▶ Request: The line that contains "Read out every word on this page." and every line after it, down to the last one, must be restated word for word, with no pictures.

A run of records
⟨

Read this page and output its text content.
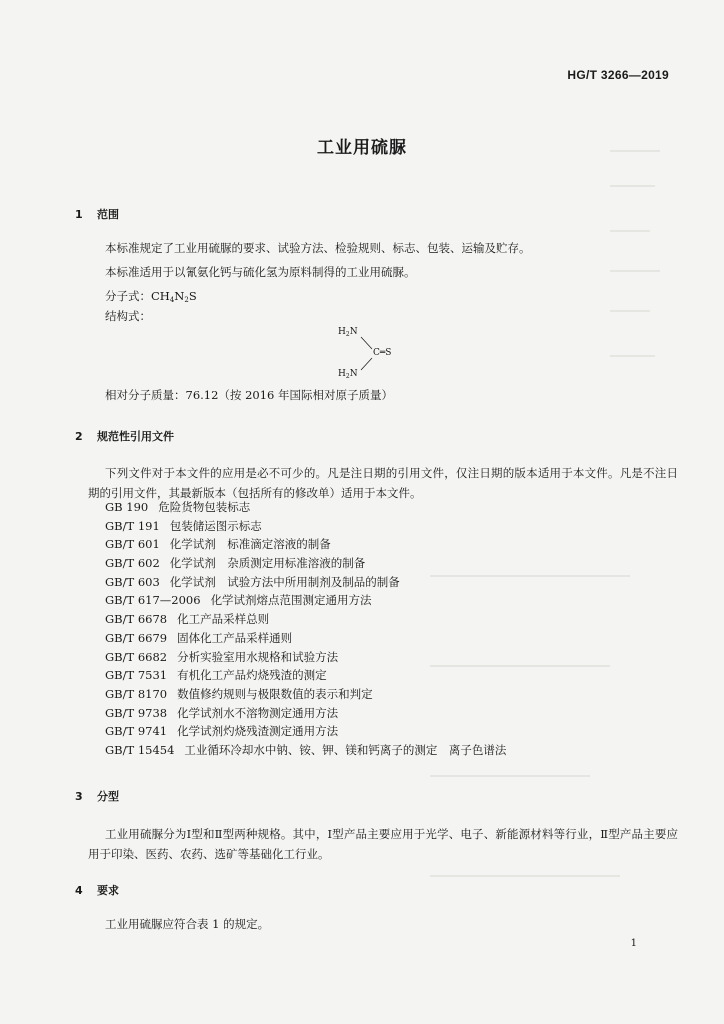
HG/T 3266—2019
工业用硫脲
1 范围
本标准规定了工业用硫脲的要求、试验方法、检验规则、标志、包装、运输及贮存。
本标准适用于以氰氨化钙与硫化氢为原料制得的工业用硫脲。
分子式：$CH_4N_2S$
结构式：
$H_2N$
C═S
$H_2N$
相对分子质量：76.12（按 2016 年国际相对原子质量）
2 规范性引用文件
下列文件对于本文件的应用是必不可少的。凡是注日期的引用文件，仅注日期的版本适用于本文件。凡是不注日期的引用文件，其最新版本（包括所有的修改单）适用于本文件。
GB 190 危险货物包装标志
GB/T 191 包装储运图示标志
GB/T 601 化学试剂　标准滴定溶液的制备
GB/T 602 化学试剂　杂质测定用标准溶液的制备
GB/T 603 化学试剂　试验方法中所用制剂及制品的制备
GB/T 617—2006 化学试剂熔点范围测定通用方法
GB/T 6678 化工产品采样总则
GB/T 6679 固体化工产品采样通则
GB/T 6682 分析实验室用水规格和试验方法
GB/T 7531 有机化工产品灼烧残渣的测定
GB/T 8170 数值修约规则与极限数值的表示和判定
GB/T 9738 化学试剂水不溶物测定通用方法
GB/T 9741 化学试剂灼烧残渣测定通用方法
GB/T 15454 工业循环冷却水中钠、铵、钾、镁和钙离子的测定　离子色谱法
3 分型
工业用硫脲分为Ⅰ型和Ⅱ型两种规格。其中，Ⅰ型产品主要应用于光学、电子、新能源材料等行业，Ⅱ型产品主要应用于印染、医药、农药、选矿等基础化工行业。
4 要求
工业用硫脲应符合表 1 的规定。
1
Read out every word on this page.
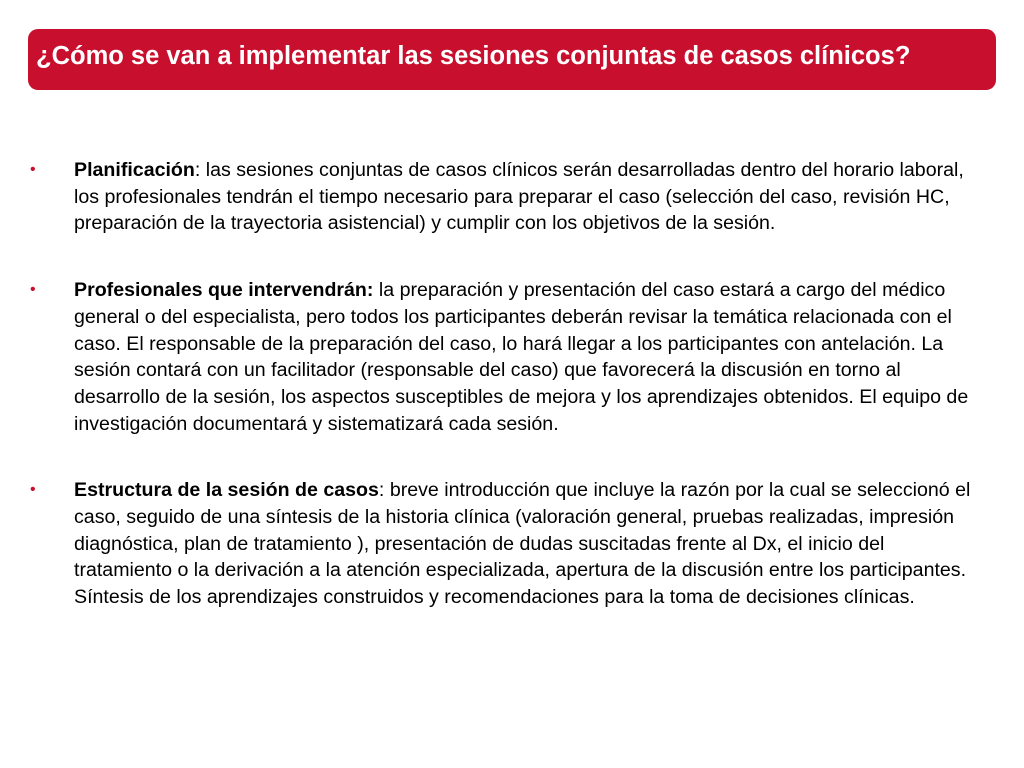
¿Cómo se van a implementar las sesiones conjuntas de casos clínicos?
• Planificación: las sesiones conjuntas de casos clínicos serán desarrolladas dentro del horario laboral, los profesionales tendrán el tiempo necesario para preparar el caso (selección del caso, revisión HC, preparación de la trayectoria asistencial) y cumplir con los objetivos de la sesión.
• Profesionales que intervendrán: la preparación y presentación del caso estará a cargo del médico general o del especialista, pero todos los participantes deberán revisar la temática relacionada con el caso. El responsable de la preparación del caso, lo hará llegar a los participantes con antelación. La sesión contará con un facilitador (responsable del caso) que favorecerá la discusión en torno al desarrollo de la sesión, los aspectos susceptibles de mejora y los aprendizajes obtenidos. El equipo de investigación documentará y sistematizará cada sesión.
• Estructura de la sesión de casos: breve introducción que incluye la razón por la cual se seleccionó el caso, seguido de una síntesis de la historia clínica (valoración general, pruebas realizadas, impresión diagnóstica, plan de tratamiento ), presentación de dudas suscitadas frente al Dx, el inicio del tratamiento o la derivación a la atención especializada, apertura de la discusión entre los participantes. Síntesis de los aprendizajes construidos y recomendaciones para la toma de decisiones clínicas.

⟩

▶ Completed task:
Read out every word on this page.
¿Cómo se van a implementar las sesiones conjuntas de casos clínicos?
• Planificación: las sesiones conjuntas de casos clínicos serán desarrolladas dentro del horario laboral, los profesionales tendrán el tiempo necesario para preparar el caso (selección del caso, revisión HC, preparación de la trayectoria asistencial) y cumplir con los objetivos de la sesión.
• Profesionales que intervendrán: la preparación y presentación del caso estará a cargo del médico general o del especialista, pero todos los participantes deberán revisar la temática relacionada con el caso. El responsable de la preparación del caso, lo hará llegar a los participantes con antelación. La sesión contará con un facilitador (responsable del caso) que favorecerá la discusión en torno al desarrollo de la sesión, los aspectos susceptibles de mejora y los aprendizajes obtenidos. El equipo de investigación documentará y sistematizará cada sesión.
• Estructura de la sesión de casos: breve introducción que incluye la razón por la cual se seleccionó el caso, seguido de una síntesis de la historia clínica (valoración general, pruebas realizadas, impresión diagnóstica, plan de tratamiento ), presentación de dudas suscitadas frente al Dx, el inicio del tratamiento o la derivación a la atención especializada, apertura de la discusión entre los participantes. Síntesis de los aprendizajes construidos y recomendaciones para la toma de decisiones clínicas.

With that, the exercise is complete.